Supplied material:
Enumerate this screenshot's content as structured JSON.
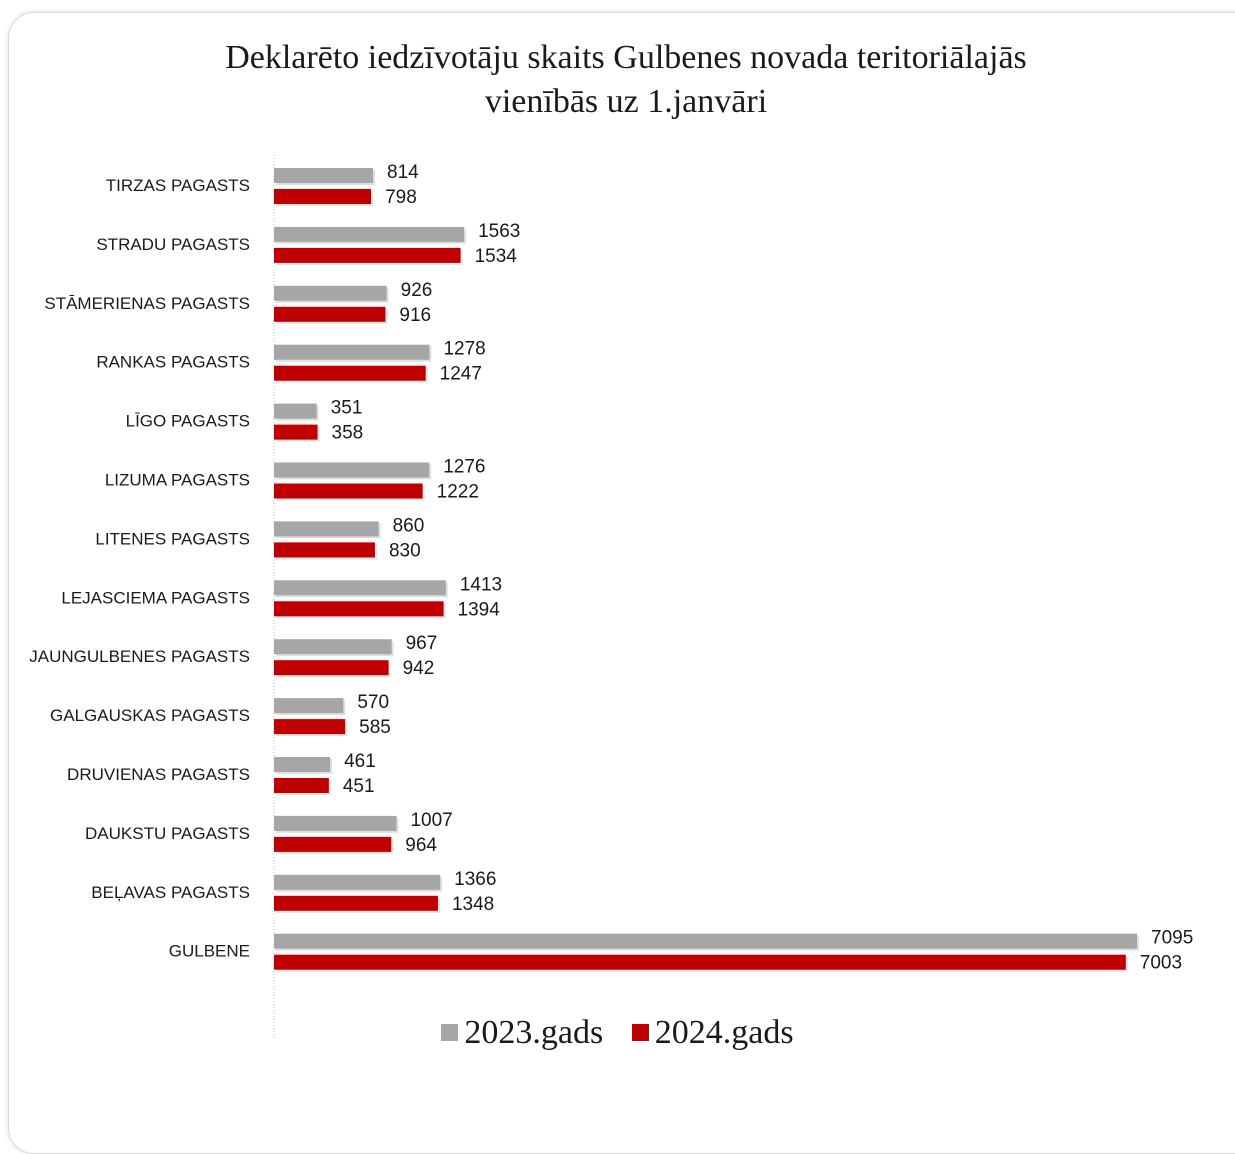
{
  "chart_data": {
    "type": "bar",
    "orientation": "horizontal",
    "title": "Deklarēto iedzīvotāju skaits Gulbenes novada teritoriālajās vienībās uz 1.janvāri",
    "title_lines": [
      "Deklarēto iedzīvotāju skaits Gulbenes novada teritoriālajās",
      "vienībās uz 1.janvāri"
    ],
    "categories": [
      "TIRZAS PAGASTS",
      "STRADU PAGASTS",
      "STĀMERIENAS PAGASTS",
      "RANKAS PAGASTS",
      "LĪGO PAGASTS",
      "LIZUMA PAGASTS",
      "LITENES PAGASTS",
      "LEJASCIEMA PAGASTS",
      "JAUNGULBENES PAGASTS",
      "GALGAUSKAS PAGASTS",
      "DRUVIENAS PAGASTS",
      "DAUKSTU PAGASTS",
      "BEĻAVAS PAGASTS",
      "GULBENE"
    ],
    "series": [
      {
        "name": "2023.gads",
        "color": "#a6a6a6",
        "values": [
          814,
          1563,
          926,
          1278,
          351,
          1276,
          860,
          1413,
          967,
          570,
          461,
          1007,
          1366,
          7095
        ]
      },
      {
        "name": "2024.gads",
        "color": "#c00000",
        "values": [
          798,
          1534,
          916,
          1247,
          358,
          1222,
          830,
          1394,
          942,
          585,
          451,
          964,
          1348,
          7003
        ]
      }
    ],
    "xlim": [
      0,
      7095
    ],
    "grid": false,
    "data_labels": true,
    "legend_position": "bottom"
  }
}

==

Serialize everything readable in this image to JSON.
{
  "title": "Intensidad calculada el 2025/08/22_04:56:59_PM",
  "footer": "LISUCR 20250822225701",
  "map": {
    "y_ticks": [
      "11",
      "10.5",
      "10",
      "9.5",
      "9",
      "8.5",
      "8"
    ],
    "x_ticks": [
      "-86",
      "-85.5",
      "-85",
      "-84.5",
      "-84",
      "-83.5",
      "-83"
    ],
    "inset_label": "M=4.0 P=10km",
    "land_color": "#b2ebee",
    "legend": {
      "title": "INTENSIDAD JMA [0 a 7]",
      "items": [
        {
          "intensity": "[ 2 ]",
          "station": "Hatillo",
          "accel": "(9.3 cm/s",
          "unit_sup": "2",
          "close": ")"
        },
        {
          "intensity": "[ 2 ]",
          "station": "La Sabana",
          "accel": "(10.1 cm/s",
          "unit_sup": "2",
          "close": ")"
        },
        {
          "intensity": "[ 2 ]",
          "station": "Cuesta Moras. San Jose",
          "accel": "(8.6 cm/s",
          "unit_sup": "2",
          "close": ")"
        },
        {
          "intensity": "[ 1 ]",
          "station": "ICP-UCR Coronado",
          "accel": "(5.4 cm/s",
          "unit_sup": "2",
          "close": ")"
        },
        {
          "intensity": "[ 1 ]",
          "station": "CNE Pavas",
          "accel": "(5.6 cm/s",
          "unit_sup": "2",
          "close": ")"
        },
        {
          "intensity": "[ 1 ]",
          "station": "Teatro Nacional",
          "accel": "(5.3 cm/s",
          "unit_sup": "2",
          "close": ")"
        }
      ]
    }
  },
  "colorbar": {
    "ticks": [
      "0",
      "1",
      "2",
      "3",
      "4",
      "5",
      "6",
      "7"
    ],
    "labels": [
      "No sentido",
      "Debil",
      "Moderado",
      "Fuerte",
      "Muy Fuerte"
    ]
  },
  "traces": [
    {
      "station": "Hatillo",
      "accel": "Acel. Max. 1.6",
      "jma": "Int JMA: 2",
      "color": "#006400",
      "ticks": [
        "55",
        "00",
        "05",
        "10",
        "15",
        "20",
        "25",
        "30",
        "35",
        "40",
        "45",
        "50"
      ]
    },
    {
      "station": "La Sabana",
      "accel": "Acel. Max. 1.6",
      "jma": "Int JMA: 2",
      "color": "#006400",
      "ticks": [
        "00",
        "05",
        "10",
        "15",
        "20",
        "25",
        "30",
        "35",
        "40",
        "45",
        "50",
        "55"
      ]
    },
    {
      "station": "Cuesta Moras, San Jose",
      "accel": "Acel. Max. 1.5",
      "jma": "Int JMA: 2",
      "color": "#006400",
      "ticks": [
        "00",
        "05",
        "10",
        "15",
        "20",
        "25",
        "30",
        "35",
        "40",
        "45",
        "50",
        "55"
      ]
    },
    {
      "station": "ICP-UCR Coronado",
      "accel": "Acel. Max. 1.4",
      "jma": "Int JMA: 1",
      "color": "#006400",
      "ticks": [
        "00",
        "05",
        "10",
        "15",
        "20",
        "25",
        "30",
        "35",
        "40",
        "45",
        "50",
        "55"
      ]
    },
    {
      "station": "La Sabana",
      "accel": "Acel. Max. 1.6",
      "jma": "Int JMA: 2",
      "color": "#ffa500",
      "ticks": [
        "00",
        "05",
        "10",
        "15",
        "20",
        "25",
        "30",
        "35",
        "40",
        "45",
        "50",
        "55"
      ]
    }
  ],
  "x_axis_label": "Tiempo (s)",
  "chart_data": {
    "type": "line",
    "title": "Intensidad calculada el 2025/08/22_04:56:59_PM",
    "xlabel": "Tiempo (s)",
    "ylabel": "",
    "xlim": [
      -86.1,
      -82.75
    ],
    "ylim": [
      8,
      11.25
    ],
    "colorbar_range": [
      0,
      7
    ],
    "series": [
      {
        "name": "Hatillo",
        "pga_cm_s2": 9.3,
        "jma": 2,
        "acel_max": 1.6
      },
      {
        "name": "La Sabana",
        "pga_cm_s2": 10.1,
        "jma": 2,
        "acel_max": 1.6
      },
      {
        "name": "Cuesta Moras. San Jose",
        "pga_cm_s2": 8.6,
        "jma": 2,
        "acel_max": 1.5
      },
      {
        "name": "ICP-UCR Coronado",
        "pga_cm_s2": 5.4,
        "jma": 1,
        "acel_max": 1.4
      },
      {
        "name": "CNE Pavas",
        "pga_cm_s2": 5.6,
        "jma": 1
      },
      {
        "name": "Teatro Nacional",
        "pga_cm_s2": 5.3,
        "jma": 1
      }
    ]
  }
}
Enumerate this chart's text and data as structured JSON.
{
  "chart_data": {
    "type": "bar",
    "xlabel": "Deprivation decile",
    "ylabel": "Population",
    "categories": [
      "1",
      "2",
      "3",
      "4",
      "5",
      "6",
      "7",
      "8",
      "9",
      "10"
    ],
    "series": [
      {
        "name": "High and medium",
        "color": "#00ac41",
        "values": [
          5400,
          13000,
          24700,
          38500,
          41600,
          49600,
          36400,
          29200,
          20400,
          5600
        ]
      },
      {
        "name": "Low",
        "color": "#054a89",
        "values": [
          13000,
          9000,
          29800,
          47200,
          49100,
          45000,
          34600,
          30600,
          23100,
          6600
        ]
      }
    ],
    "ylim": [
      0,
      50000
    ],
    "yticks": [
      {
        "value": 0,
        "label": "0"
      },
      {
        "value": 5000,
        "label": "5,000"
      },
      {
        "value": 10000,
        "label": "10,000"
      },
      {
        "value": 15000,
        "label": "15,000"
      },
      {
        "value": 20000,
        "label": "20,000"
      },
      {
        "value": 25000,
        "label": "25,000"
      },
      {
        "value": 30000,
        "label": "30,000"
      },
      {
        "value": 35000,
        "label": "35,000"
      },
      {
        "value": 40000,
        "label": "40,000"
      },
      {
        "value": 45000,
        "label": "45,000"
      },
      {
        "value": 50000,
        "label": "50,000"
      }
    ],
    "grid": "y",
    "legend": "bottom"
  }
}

The problem:
Take every line from the data above that holds "Moras" and copy it out.

Task answer:
          "station": "Cuesta Moras. San Jose",
      "station": "Cuesta Moras, San Jose",
        "name": "Cuesta Moras. San Jose",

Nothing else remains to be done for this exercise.